┌─ Data lines
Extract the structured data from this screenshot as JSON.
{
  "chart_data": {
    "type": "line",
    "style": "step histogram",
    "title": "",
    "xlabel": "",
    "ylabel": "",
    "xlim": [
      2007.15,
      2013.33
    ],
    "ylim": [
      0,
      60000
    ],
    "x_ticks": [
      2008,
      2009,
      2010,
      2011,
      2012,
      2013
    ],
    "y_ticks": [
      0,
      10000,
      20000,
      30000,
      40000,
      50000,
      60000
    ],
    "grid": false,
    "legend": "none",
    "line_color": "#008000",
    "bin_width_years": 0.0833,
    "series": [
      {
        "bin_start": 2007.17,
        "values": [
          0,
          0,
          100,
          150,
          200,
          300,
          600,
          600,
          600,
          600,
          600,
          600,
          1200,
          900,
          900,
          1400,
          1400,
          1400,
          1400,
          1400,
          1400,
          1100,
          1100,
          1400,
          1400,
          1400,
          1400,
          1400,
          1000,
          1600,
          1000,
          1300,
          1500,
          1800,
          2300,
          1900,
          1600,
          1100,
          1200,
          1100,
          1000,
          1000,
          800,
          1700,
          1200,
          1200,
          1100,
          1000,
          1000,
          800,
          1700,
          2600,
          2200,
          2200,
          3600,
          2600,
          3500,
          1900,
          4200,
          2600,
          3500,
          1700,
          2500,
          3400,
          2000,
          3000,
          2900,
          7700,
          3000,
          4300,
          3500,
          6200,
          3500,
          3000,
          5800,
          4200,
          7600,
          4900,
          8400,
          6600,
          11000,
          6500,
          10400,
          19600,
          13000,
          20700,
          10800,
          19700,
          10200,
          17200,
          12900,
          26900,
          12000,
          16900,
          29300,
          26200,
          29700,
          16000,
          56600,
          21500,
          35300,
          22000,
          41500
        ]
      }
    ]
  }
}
└─
## [What you are asked to do]
Each entry above is to be set down again in exactly the same words.

## [Correct answer]
Extract the structured data from this screenshot as JSON.
{
  "chart_data": {
    "type": "line",
    "style": "step histogram",
    "title": "",
    "xlabel": "",
    "ylabel": "",
    "xlim": [
      2007.15,
      2013.33
    ],
    "ylim": [
      0,
      60000
    ],
    "x_ticks": [
      2008,
      2009,
      2010,
      2011,
      2012,
      2013
    ],
    "y_ticks": [
      0,
      10000,
      20000,
      30000,
      40000,
      50000,
      60000
    ],
    "grid": false,
    "legend": "none",
    "line_color": "#008000",
    "bin_width_years": 0.0833,
    "series": [
      {
        "bin_start": 2007.17,
        "values": [
          0,
          0,
          100,
          150,
          200,
          300,
          600,
          600,
          600,
          600,
          600,
          600,
          1200,
          900,
          900,
          1400,
          1400,
          1400,
          1400,
          1400,
          1400,
          1100,
          1100,
          1400,
          1400,
          1400,
          1400,
          1400,
          1000,
          1600,
          1000,
          1300,
          1500,
          1800,
          2300,
          1900,
          1600,
          1100,
          1200,
          1100,
          1000,
          1000,
          800,
          1700,
          1200,
          1200,
          1100,
          1000,
          1000,
          800,
          1700,
          2600,
          2200,
          2200,
          3600,
          2600,
          3500,
          1900,
          4200,
          2600,
          3500,
          1700,
          2500,
          3400,
          2000,
          3000,
          2900,
          7700,
          3000,
          4300,
          3500,
          6200,
          3500,
          3000,
          5800,
          4200,
          7600,
          4900,
          8400,
          6600,
          11000,
          6500,
          10400,
          19600,
          13000,
          20700,
          10800,
          19700,
          10200,
          17200,
          12900,
          26900,
          12000,
          16900,
          29300,
          26200,
          29700,
          16000,
          56600,
          21500,
          35300,
          22000,
          41500
        ]
      }
    ]
  }
}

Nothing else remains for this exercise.